* _Task requirements_: The records that follow should be retyped word for word.

— START OF Data listing —

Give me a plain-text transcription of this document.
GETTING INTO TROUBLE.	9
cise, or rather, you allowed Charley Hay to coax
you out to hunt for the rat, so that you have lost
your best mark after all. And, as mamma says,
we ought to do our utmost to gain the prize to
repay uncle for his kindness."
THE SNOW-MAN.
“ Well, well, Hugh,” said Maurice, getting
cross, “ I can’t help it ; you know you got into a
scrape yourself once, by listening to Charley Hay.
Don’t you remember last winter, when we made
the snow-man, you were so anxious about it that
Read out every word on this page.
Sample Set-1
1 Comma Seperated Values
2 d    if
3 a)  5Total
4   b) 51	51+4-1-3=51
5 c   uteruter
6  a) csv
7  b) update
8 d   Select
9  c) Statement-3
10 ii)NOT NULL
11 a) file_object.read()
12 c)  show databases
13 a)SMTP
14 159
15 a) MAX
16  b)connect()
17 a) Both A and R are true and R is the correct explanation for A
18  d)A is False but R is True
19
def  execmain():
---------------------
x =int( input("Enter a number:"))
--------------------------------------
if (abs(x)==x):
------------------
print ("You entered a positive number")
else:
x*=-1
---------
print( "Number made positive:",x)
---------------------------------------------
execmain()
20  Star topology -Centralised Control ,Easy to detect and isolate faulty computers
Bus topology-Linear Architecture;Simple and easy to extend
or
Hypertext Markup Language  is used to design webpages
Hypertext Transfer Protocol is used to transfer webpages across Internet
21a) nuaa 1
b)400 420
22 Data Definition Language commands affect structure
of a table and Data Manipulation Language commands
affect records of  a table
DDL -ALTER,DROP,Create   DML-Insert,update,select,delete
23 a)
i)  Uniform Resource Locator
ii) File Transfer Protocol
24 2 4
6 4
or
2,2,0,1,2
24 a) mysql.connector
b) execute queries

— END OF Data listing —

* _Correct output_:
Give me a plain-text transcription of this document.
GETTING INTO TROUBLE.	9
cise, or rather, you allowed Charley Hay to coax
you out to hunt for the rat, so that you have lost
your best mark after all. And, as mamma says,
we ought to do our utmost to gain the prize to
repay uncle for his kindness."
THE SNOW-MAN.
“ Well, well, Hugh,” said Maurice, getting
cross, “ I can’t help it ; you know you got into a
scrape yourself once, by listening to Charley Hay.
Don’t you remember last winter, when we made
the snow-man, you were so anxious about it that
Read out every word on this page.
Sample Set-1
1 Comma Seperated Values
2 d    if
3 a)  5Total
4   b) 51	51+4-1-3=51
5 c   uteruter
6  a) csv
7  b) update
8 d   Select
9  c) Statement-3
10 ii)NOT NULL
11 a) file_object.read()
12 c)  show databases
13 a)SMTP
14 159
15 a) MAX
16  b)connect()
17 a) Both A and R are true and R is the correct explanation for A
18  d)A is False but R is True
19
def  execmain():
---------------------
x =int( input("Enter a number:"))
--------------------------------------
if (abs(x)==x):
------------------
print ("You entered a positive number")
else:
x*=-1
---------
print( "Number made positive:",x)
---------------------------------------------
execmain()
20  Star topology -Centralised Control ,Easy to detect and isolate faulty computers
Bus topology-Linear Architecture;Simple and easy to extend
or
Hypertext Markup Language  is used to design webpages
Hypertext Transfer Protocol is used to transfer webpages across Internet
21a) nuaa 1
b)400 420
22 Data Definition Language commands affect structure
of a table and Data Manipulation Language commands
affect records of  a table
DDL -ALTER,DROP,Create   DML-Insert,update,select,delete
23 a)
i)  Uniform Resource Locator
ii) File Transfer Protocol
24 2 4
6 4
or
2,2,0,1,2
24 a) mysql.connector
b) execute queries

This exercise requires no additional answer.